- MATERIALS PROVIDED -
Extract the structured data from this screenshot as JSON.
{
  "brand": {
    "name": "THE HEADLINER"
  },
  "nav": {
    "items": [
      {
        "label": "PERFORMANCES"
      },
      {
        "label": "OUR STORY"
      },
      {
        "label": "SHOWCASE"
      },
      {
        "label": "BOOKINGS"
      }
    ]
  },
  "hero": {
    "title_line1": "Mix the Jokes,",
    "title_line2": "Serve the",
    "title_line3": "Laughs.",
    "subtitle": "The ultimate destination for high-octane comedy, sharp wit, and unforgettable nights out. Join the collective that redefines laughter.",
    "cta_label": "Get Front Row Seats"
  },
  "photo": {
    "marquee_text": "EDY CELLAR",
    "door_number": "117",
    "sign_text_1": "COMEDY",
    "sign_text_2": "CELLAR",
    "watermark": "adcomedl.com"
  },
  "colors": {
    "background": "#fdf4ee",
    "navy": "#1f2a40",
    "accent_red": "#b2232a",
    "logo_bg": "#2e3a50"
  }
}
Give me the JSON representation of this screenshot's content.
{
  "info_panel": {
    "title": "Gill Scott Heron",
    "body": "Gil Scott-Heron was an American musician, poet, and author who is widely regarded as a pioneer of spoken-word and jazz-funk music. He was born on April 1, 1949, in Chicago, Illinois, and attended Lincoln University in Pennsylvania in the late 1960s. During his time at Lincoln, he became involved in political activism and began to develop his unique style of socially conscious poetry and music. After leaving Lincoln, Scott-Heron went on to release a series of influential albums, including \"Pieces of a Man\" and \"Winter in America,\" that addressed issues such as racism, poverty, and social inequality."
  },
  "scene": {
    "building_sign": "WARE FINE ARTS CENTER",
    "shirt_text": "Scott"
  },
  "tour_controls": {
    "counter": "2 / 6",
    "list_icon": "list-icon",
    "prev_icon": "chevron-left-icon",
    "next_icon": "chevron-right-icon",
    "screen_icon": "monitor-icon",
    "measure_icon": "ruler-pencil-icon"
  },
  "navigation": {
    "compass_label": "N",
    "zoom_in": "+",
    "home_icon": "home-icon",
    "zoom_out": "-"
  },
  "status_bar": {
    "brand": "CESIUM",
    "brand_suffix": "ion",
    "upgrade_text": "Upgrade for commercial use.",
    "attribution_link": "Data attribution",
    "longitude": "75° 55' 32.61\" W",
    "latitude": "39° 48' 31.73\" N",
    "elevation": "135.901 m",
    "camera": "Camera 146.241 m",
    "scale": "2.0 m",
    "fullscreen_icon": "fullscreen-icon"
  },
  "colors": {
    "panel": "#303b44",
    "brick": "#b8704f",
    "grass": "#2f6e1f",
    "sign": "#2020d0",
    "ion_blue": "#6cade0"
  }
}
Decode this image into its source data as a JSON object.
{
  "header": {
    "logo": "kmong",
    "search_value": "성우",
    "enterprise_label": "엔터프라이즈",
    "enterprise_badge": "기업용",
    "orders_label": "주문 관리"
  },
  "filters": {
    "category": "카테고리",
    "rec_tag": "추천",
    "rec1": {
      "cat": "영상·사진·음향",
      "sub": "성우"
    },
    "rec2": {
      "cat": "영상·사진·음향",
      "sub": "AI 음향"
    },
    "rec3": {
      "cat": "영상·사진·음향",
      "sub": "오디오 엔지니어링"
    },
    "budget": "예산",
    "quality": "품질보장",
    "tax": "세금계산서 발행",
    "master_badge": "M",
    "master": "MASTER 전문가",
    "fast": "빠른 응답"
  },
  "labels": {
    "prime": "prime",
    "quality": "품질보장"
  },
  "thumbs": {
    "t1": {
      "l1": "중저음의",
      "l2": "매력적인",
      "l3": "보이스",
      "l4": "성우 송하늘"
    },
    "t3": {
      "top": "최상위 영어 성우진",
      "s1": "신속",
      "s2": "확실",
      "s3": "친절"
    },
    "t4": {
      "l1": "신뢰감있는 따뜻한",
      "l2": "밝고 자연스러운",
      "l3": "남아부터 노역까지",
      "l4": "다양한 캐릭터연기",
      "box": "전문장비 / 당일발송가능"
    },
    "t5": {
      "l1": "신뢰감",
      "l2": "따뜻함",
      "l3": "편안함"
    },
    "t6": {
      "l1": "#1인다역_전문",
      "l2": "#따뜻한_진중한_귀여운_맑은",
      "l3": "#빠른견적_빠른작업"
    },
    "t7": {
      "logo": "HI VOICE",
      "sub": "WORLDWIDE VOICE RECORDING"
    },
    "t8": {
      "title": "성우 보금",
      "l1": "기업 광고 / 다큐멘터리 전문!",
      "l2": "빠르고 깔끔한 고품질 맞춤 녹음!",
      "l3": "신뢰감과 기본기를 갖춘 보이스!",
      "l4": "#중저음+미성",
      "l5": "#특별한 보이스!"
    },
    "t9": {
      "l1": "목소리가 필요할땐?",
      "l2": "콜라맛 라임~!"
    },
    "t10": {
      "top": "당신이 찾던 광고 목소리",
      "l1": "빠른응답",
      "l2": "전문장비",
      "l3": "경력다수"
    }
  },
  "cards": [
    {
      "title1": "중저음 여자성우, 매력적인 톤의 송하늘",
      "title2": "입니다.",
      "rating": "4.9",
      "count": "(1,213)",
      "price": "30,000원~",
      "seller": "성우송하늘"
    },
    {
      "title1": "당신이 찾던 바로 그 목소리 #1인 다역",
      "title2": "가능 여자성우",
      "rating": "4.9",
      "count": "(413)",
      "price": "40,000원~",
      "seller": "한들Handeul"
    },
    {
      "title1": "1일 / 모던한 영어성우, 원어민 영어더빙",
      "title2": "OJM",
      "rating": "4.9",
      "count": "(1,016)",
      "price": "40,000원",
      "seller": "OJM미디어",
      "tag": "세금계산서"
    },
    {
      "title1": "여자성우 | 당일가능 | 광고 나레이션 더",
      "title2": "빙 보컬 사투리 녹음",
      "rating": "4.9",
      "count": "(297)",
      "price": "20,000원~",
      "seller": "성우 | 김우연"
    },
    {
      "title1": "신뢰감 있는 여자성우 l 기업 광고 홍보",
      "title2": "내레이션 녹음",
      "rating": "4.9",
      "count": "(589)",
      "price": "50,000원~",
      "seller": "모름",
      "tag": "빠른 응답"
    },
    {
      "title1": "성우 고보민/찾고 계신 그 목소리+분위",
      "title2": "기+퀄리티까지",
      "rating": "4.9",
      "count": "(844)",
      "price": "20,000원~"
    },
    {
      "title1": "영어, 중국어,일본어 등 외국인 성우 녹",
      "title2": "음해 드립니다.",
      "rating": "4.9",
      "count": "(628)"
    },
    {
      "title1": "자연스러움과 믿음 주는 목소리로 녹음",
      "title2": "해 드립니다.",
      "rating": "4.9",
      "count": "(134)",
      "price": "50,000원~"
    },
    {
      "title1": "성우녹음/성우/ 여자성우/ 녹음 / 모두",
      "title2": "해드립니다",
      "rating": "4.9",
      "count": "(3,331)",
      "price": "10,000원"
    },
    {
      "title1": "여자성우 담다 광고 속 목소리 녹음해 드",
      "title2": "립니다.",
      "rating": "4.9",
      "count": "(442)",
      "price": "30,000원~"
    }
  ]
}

- STATED GOAL -
Where a line of the records above holds the word "VOICE", copy that line.

- FINAL RESULT -
      "logo": "HI VOICE",
      "sub": "WORLDWIDE VOICE RECORDING"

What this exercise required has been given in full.